> THE REQUEST:
Write out all the lines again, precisely as they stand, but without the images.
-- start DATA SHOWN --
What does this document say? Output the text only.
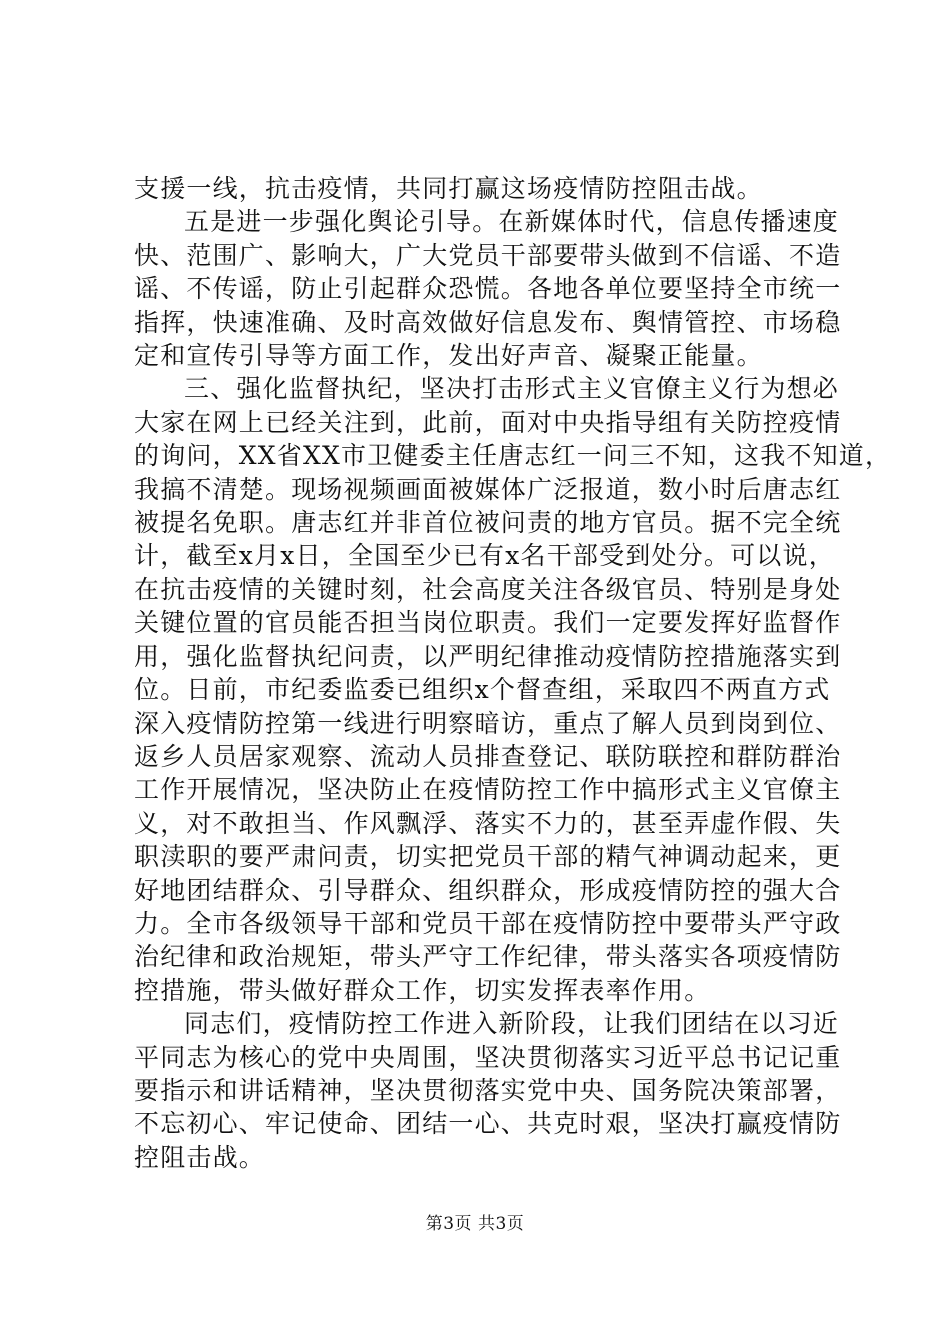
支援一线，抗击疫情，共同打赢这场疫情防控阻击战。
五是进一步强化舆论引导。在新媒体时代，信息传播速度
快、范围广、影响大，广大党员干部要带头做到不信谣、不造
谣、不传谣，防止引起群众恐慌。各地各单位要坚持全市统一
指挥，快速准确、及时高效做好信息发布、舆情管控、市场稳
定和宣传引导等方面工作，发出好声音、凝聚正能量。
三、强化监督执纪，坚决打击形式主义官僚主义行为想必
大家在网上已经关注到，此前，面对中央指导组有关防控疫情
的询问，XX省XX市卫健委主任唐志红一问三不知，这我不知道，
我搞不清楚。现场视频画面被媒体广泛报道，数小时后唐志红
被提名免职。唐志红并非首位被问责的地方官员。据不完全统
计，截至x月x日，全国至少已有x名干部受到处分。可以说，
在抗击疫情的关键时刻，社会高度关注各级官员、特别是身处
关键位置的官员能否担当岗位职责。我们一定要发挥好监督作
用，强化监督执纪问责，以严明纪律推动疫情防控措施落实到
位。日前，市纪委监委已组织x个督查组，采取四不两直方式
深入疫情防控第一线进行明察暗访，重点了解人员到岗到位、
返乡人员居家观察、流动人员排查登记、联防联控和群防群治
工作开展情况，坚决防止在疫情防控工作中搞形式主义官僚主
义，对不敢担当、作风飘浮、落实不力的，甚至弄虚作假、失
职渎职的要严肃问责，切实把党员干部的精气神调动起来，更
好地团结群众、引导群众、组织群众，形成疫情防控的强大合
力。全市各级领导干部和党员干部在疫情防控中要带头严守政
治纪律和政治规矩，带头严守工作纪律，带头落实各项疫情防
控措施，带头做好群众工作，切实发挥表率作用。
同志们，疫情防控工作进入新阶段，让我们团结在以习近
平同志为核心的党中央周围，坚决贯彻落实习近平总书记记重
要指示和讲话精神，坚决贯彻落实党中央、国务院决策部署，
不忘初心、牢记使命、团结一心、共克时艰，坚决打赢疫情防
控阻击战。
第3页 共3页
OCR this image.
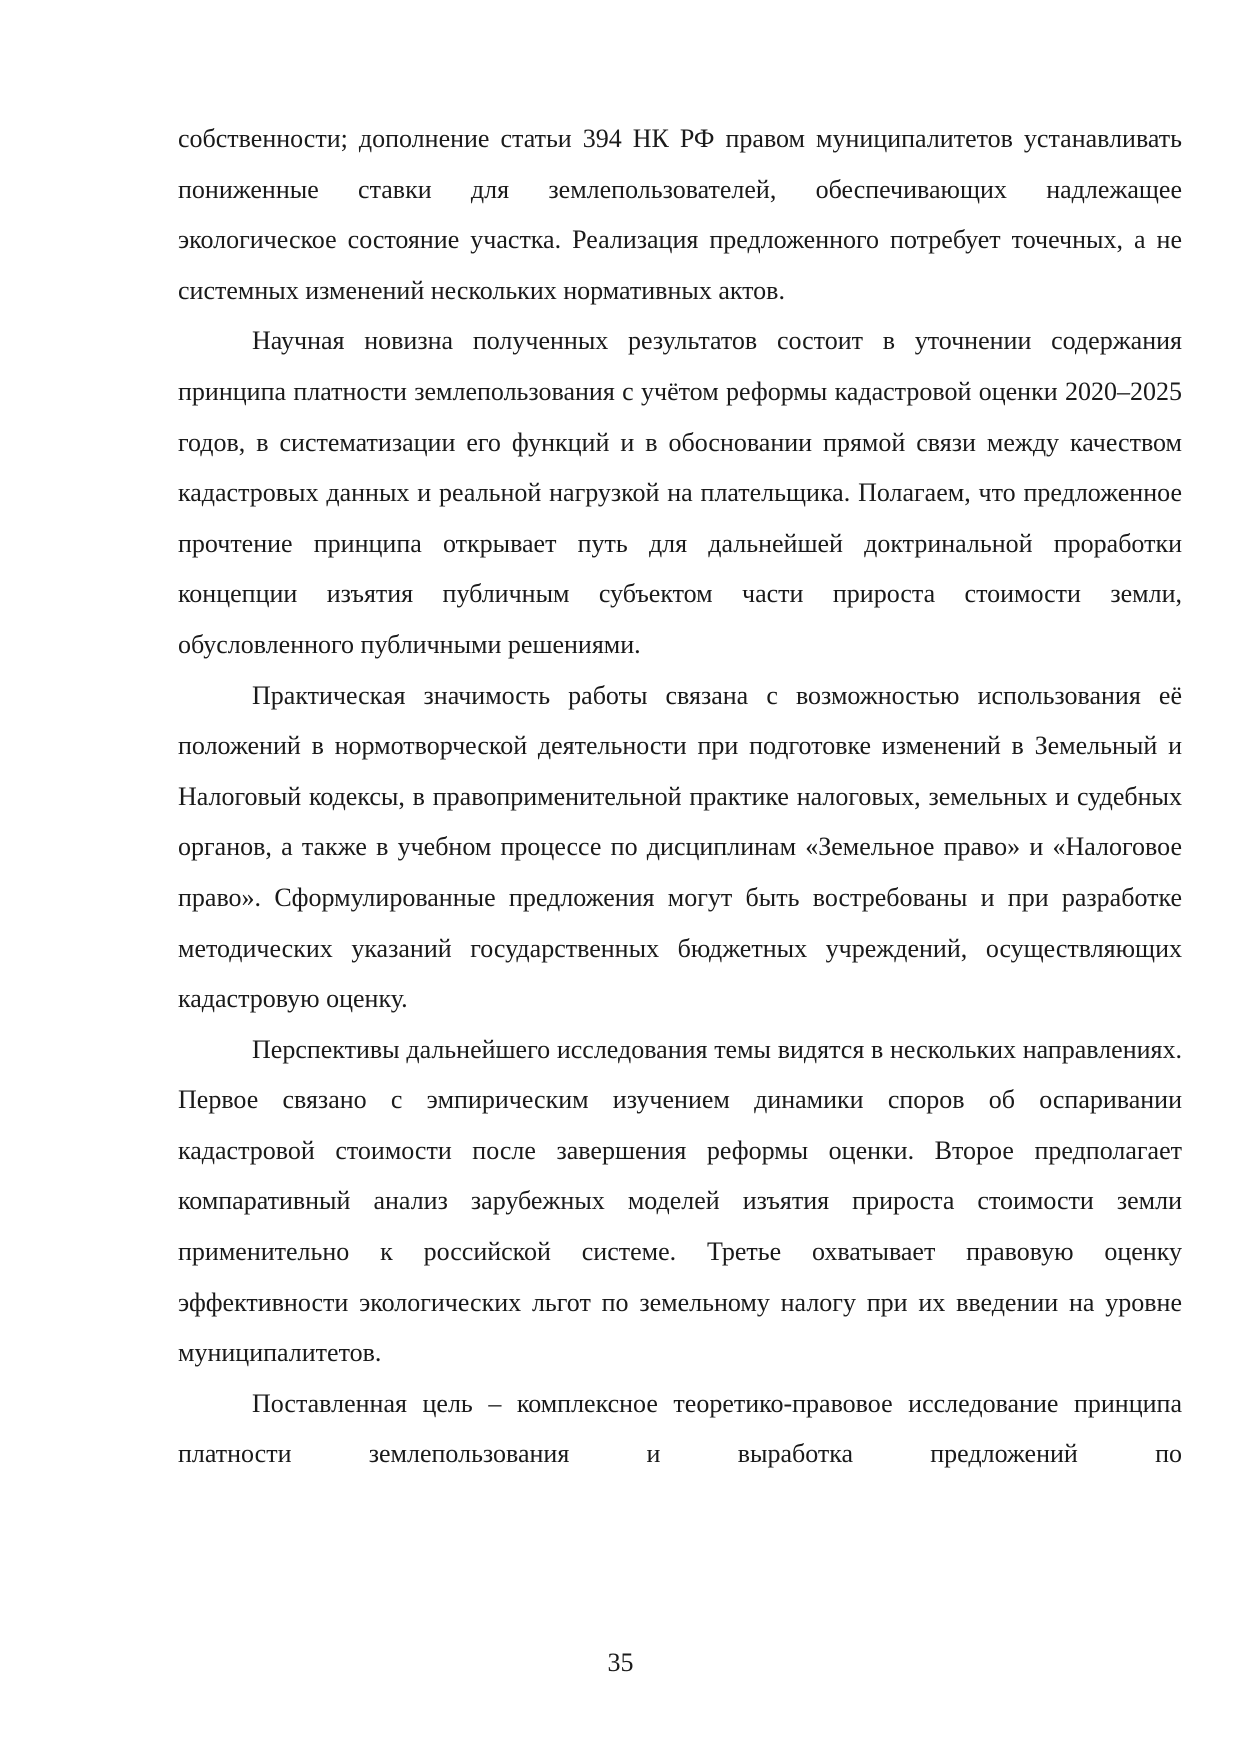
собственности; дополнение статьи 394 НК РФ правом муниципалитетов устанавливать пониженные ставки для землепользователей, обеспечивающих надлежащее экологическое состояние участка. Реализация предложенного потребует точечных, а не системных изменений нескольких нормативных актов.

Научная новизна полученных результатов состоит в уточнении содержания принципа платности землепользования с учётом реформы кадастровой оценки 2020–2025 годов, в систематизации его функций и в обосновании прямой связи между качеством кадастровых данных и реальной нагрузкой на плательщика. Полагаем, что предложенное прочтение принципа открывает путь для дальнейшей доктринальной проработки концепции изъятия публичным субъектом части прироста стоимости земли, обусловленного публичными решениями.

Практическая значимость работы связана с возможностью использования её положений в нормотворческой деятельности при подготовке изменений в Земельный и Налоговый кодексы, в правоприменительной практике налоговых, земельных и судебных органов, а также в учебном процессе по дисциплинам «Земельное право» и «Налоговое право». Сформулированные предложения могут быть востребованы и при разработке методических указаний государственных бюджетных учреждений, осуществляющих кадастровую оценку.

Перспективы дальнейшего исследования темы видятся в нескольких направлениях. Первое связано с эмпирическим изучением динамики споров об оспаривании кадастровой стоимости после завершения реформы оценки. Второе предполагает компаративный анализ зарубежных моделей изъятия прироста стоимости земли применительно к российской системе. Третье охватывает правовую оценку эффективности экологических льгот по земельному налогу при их введении на уровне муниципалитетов.

Поставленная цель – комплексное теоретико-правовое исследование принципа платности землепользования и выработка предложений по

35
-- end DATA SHOWN --
> IN RESPONSE:
What does this document say? Output the text only.
支援一线，抗击疫情，共同打赢这场疫情防控阻击战。
五是进一步强化舆论引导。在新媒体时代，信息传播速度
快、范围广、影响大，广大党员干部要带头做到不信谣、不造
谣、不传谣，防止引起群众恐慌。各地各单位要坚持全市统一
指挥，快速准确、及时高效做好信息发布、舆情管控、市场稳
定和宣传引导等方面工作，发出好声音、凝聚正能量。
三、强化监督执纪，坚决打击形式主义官僚主义行为想必
大家在网上已经关注到，此前，面对中央指导组有关防控疫情
的询问，XX省XX市卫健委主任唐志红一问三不知，这我不知道，
我搞不清楚。现场视频画面被媒体广泛报道，数小时后唐志红
被提名免职。唐志红并非首位被问责的地方官员。据不完全统
计，截至x月x日，全国至少已有x名干部受到处分。可以说，
在抗击疫情的关键时刻，社会高度关注各级官员、特别是身处
关键位置的官员能否担当岗位职责。我们一定要发挥好监督作
用，强化监督执纪问责，以严明纪律推动疫情防控措施落实到
位。日前，市纪委监委已组织x个督查组，采取四不两直方式
深入疫情防控第一线进行明察暗访，重点了解人员到岗到位、
返乡人员居家观察、流动人员排查登记、联防联控和群防群治
工作开展情况，坚决防止在疫情防控工作中搞形式主义官僚主
义，对不敢担当、作风飘浮、落实不力的，甚至弄虚作假、失
职渎职的要严肃问责，切实把党员干部的精气神调动起来，更
好地团结群众、引导群众、组织群众，形成疫情防控的强大合
力。全市各级领导干部和党员干部在疫情防控中要带头严守政
治纪律和政治规矩，带头严守工作纪律，带头落实各项疫情防
控措施，带头做好群众工作，切实发挥表率作用。
同志们，疫情防控工作进入新阶段，让我们团结在以习近
平同志为核心的党中央周围，坚决贯彻落实习近平总书记记重
要指示和讲话精神，坚决贯彻落实党中央、国务院决策部署，
不忘初心、牢记使命、团结一心、共克时艰，坚决打赢疫情防
控阻击战。
第3页 共3页
OCR this image.
собственности; дополнение статьи 394 НК РФ правом муниципалитетов устанавливать пониженные ставки для землепользователей, обеспечивающих надлежащее экологическое состояние участка. Реализация предложенного потребует точечных, а не системных изменений нескольких нормативных актов.

Научная новизна полученных результатов состоит в уточнении содержания принципа платности землепользования с учётом реформы кадастровой оценки 2020–2025 годов, в систематизации его функций и в обосновании прямой связи между качеством кадастровых данных и реальной нагрузкой на плательщика. Полагаем, что предложенное прочтение принципа открывает путь для дальнейшей доктринальной проработки концепции изъятия публичным субъектом части прироста стоимости земли, обусловленного публичными решениями.

Практическая значимость работы связана с возможностью использования её положений в нормотворческой деятельности при подготовке изменений в Земельный и Налоговый кодексы, в правоприменительной практике налоговых, земельных и судебных органов, а также в учебном процессе по дисциплинам «Земельное право» и «Налоговое право». Сформулированные предложения могут быть востребованы и при разработке методических указаний государственных бюджетных учреждений, осуществляющих кадастровую оценку.

Перспективы дальнейшего исследования темы видятся в нескольких направлениях. Первое связано с эмпирическим изучением динамики споров об оспаривании кадастровой стоимости после завершения реформы оценки. Второе предполагает компаративный анализ зарубежных моделей изъятия прироста стоимости земли применительно к российской системе. Третье охватывает правовую оценку эффективности экологических льгот по земельному налогу при их введении на уровне муниципалитетов.

Поставленная цель – комплексное теоретико-правовое исследование принципа платности землепользования и выработка предложений по

35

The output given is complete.